:: Dataset

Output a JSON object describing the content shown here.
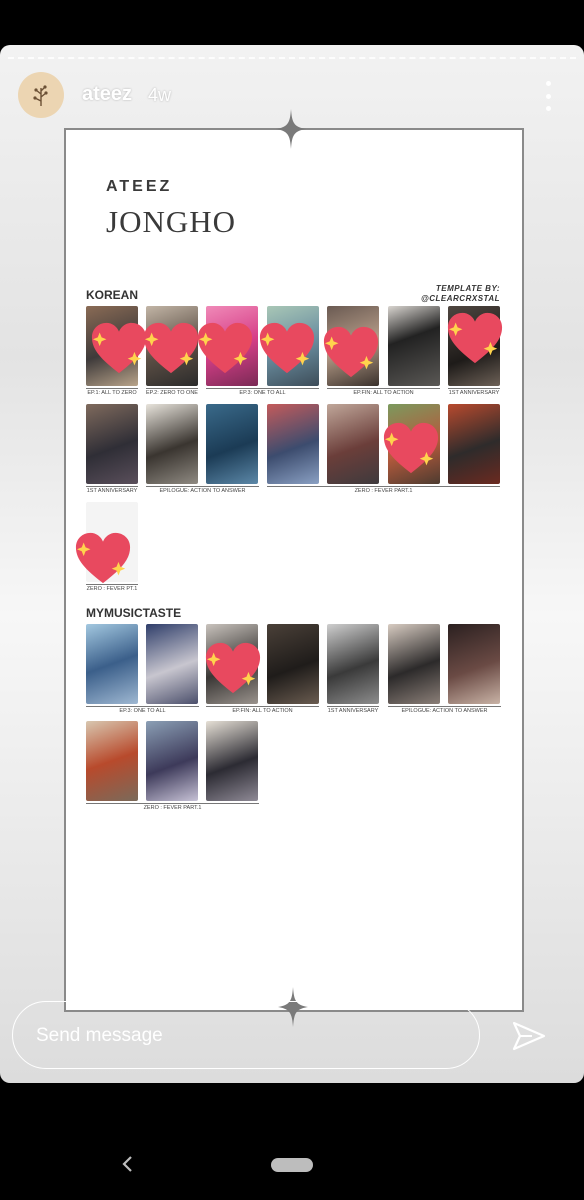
{
  "story": {
    "username": "ateez",
    "time_ago": "4w",
    "more_icon": "more-vertical-icon",
    "avatar_icon": "plant-sprig-icon"
  },
  "template": {
    "brand": "ATEEZ",
    "member": "JONGHO",
    "credit_line1": "TEMPLATE BY:",
    "credit_line2": "@CLEARCRXSTAL",
    "sections": [
      {
        "title": "KOREAN",
        "captions": [
          "EP.1: ALL TO ZERO",
          "EP.2: ZERO TO ONE",
          "EP.3: ONE TO ALL",
          "EP.FIN: ALL TO ACTION",
          "1ST ANNIVERSARY",
          "1ST ANNIVERSARY",
          "EPILOGUE: ACTION TO ANSWER",
          "ZERO : FEVER PART.1",
          "ZERO : FEVER PT.1"
        ],
        "cards": 15
      },
      {
        "title": "MYMUSICTASTE",
        "captions": [
          "EP.3: ONE TO ALL",
          "EP.FIN: ALL TO ACTION",
          "1ST ANNIVERSARY",
          "EPILOGUE: ACTION TO ANSWER",
          "ZERO : FEVER PART.1"
        ],
        "cards": 10
      }
    ],
    "marks": "heart-sticker-icon",
    "accent": "#e8495f"
  },
  "composer": {
    "placeholder": "Send message",
    "send_icon": "send-icon"
  },
  "nav": {
    "back_icon": "back-chevron-icon",
    "home_icon": "home-pill-icon"
  }
}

::::

Go through the listing above and write it all out exactly, leaving out any picture.

> Result:
Output a JSON object describing the content shown here.
{
  "story": {
    "username": "ateez",
    "time_ago": "4w",
    "more_icon": "more-vertical-icon",
    "avatar_icon": "plant-sprig-icon"
  },
  "template": {
    "brand": "ATEEZ",
    "member": "JONGHO",
    "credit_line1": "TEMPLATE BY:",
    "credit_line2": "@CLEARCRXSTAL",
    "sections": [
      {
        "title": "KOREAN",
        "captions": [
          "EP.1: ALL TO ZERO",
          "EP.2: ZERO TO ONE",
          "EP.3: ONE TO ALL",
          "EP.FIN: ALL TO ACTION",
          "1ST ANNIVERSARY",
          "1ST ANNIVERSARY",
          "EPILOGUE: ACTION TO ANSWER",
          "ZERO : FEVER PART.1",
          "ZERO : FEVER PT.1"
        ],
        "cards": 15
      },
      {
        "title": "MYMUSICTASTE",
        "captions": [
          "EP.3: ONE TO ALL",
          "EP.FIN: ALL TO ACTION",
          "1ST ANNIVERSARY",
          "EPILOGUE: ACTION TO ANSWER",
          "ZERO : FEVER PART.1"
        ],
        "cards": 10
      }
    ],
    "marks": "heart-sticker-icon",
    "accent": "#e8495f"
  },
  "composer": {
    "placeholder": "Send message",
    "send_icon": "send-icon"
  },
  "nav": {
    "back_icon": "back-chevron-icon",
    "home_icon": "home-pill-icon"
  }
}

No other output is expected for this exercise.